WHAT IS BEING ASKED ▸ Translate this sentence from the Luxor travelogue into Spanish: "Our guide highlighted the astonishing synchronization of the architecture with the sun."

*** STUDY TEXT Section Begins ***

Friday, June 13, 2014

Egypt Travelogue - Pharanoic Thebes - II


Ramses II
Click by Danish Henry

The trip to Luxor could not have been complete without a visit to the many temples of Luxor. The Temples of Karnak are the largest ancient temple in the world. The Karnak complex is a complex of an open air museum, temples, pylons, intact and dismantled obelisks and monuments. All parts are not open to the general public. Signs of graffiti and vandalism by Napolean Bonaparte, the Italians, Coptic Christians and Arabs still linger. In the main hall stands high the statue of Ramses II – his ego frozen into stone. 

At the Temple of Karnak, Luxor.
Click by Omar Shabana
The Temple of Karnak in Luxor.
Click by Danish Henry 

The Temple of Karnak.
Click by Manthan Mehta
In the temple is an intricate network of gigantic pillars placed with the precision of a nanometer and studded with exhausting hieroglyphic inscriptions.  The walls are coated with depictions of interaction between Kings and the Egyptian gods and hieroglyphs – an enigmatic approach to communication; having to do something with phonetics.  Despite significant advances in deciphering ancient Egypt, Egyptologist still is like Swiss cheese – with holes in it. Our guide highlighted the astonishing synchronization of the architecture with the sun. The temple is a true reflection of the enormousity and extravagance of the Egyptian empire.  And finally a day in the power house of one of the greatest civilization ended. This is a place you would like to see for yourself before you die.   

Pictorial representations of interactions
between the Kings and the Gods
at the Temples of Karnak.
Click by Danish Henry 
Hieroglyphics at the Temple of Karnak.

*** STUDY TEXT Section Ends ***
*** LISTED ENTRIES Section Begins ***

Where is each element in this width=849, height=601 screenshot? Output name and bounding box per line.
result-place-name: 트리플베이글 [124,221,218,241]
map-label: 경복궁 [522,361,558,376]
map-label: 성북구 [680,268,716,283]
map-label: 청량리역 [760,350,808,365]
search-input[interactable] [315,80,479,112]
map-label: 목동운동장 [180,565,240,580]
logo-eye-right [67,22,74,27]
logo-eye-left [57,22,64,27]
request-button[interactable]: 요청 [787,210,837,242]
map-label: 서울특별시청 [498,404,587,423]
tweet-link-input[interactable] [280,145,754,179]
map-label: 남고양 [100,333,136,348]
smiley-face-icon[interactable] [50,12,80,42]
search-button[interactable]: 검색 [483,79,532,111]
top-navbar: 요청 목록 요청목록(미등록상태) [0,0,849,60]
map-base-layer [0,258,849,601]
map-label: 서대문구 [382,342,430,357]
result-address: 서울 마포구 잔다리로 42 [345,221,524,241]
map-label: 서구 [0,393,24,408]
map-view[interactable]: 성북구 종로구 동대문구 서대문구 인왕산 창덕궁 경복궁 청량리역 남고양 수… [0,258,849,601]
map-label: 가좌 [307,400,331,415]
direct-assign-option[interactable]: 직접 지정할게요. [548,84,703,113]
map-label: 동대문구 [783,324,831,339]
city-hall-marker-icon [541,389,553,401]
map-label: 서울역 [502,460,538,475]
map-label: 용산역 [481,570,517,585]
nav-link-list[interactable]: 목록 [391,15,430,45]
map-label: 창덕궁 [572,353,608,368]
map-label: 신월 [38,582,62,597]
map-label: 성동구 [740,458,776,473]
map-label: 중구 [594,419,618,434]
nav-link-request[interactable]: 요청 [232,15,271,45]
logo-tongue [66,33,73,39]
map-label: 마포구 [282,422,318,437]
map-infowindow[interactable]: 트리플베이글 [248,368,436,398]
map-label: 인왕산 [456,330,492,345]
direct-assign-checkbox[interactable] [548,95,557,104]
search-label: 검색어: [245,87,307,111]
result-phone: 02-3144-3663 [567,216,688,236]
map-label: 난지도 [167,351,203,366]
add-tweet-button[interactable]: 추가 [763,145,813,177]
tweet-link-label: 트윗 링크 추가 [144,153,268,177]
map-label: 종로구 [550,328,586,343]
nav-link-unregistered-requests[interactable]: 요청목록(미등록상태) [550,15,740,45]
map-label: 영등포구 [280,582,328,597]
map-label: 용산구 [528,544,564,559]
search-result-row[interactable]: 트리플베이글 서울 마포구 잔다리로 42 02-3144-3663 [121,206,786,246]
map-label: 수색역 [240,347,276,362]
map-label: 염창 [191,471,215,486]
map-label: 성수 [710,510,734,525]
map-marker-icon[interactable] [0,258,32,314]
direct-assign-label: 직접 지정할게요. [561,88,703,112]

*** LISTED ENTRIES Section Ends ***

RESULT OF THIS EXERCISE ▸ Nuestro guía destacó la asombrosa sincronización de la arquitectura con el sol.